:: Dataset extract
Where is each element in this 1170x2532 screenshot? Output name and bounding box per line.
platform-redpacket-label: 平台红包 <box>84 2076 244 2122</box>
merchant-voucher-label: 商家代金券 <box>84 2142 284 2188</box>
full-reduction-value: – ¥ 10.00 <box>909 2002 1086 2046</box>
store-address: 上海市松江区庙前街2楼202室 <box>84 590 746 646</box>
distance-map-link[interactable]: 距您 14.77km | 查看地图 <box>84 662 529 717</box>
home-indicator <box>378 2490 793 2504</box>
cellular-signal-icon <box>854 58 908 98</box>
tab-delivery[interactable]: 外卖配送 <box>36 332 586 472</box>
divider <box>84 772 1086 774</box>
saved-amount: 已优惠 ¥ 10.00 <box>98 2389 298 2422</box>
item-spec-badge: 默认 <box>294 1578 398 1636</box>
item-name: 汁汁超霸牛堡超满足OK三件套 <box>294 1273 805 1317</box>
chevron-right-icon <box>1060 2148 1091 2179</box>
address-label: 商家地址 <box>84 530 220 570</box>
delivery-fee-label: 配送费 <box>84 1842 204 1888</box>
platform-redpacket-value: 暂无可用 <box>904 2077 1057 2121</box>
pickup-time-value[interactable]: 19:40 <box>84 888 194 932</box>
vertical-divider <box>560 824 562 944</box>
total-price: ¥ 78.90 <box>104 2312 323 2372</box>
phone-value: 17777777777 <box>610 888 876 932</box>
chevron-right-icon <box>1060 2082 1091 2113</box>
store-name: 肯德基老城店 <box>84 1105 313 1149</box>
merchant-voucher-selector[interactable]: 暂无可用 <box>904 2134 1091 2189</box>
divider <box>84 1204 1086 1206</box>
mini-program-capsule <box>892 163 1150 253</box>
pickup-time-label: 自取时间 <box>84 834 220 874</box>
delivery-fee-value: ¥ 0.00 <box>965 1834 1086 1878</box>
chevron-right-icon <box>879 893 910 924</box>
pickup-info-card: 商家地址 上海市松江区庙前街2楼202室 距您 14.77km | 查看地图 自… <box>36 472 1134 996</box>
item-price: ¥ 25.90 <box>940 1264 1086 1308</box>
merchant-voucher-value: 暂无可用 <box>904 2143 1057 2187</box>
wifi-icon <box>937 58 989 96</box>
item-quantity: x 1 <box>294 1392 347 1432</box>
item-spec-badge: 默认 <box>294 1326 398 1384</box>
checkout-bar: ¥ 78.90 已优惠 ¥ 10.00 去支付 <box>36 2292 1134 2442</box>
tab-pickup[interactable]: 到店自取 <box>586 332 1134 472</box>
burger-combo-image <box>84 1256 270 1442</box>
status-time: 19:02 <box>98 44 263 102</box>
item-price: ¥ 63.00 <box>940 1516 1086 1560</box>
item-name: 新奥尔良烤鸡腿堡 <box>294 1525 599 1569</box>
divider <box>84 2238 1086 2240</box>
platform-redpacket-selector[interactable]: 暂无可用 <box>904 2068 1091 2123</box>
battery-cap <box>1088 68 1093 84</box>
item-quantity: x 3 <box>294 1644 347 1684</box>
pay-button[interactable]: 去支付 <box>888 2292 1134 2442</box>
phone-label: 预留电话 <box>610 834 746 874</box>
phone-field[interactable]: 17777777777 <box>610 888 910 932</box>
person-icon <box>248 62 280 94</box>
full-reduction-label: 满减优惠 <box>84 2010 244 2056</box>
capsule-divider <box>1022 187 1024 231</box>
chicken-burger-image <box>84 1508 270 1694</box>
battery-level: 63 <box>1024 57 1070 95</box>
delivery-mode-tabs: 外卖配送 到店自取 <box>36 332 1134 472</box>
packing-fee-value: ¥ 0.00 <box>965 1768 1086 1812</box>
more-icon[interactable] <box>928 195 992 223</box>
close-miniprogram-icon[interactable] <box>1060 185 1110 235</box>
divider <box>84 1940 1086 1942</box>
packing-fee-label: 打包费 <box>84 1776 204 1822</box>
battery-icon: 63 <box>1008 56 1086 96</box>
::::
→ **What needs to be done**: Rewrite the Data items from the start through the line containing "pickup-time-value[interactable]: 19:40 <box>84", substituting "signal-strength-icon" for "cellular-signal-icon" and leaving everything else unchanged.

→ **Result of the exercise**:
Where is each element in this 1170x2532 screenshot? Output name and bounding box per line.
platform-redpacket-label: 平台红包 <box>84 2076 244 2122</box>
merchant-voucher-label: 商家代金券 <box>84 2142 284 2188</box>
full-reduction-value: – ¥ 10.00 <box>909 2002 1086 2046</box>
store-address: 上海市松江区庙前街2楼202室 <box>84 590 746 646</box>
distance-map-link[interactable]: 距您 14.77km | 查看地图 <box>84 662 529 717</box>
home-indicator <box>378 2490 793 2504</box>
signal-strength-icon <box>854 58 908 98</box>
tab-delivery[interactable]: 外卖配送 <box>36 332 586 472</box>
divider <box>84 772 1086 774</box>
saved-amount: 已优惠 ¥ 10.00 <box>98 2389 298 2422</box>
item-spec-badge: 默认 <box>294 1578 398 1636</box>
item-name: 汁汁超霸牛堡超满足OK三件套 <box>294 1273 805 1317</box>
chevron-right-icon <box>1060 2148 1091 2179</box>
address-label: 商家地址 <box>84 530 220 570</box>
delivery-fee-label: 配送费 <box>84 1842 204 1888</box>
platform-redpacket-value: 暂无可用 <box>904 2077 1057 2121</box>
pickup-time-value[interactable]: 19:40 <box>84 888 194 932</box>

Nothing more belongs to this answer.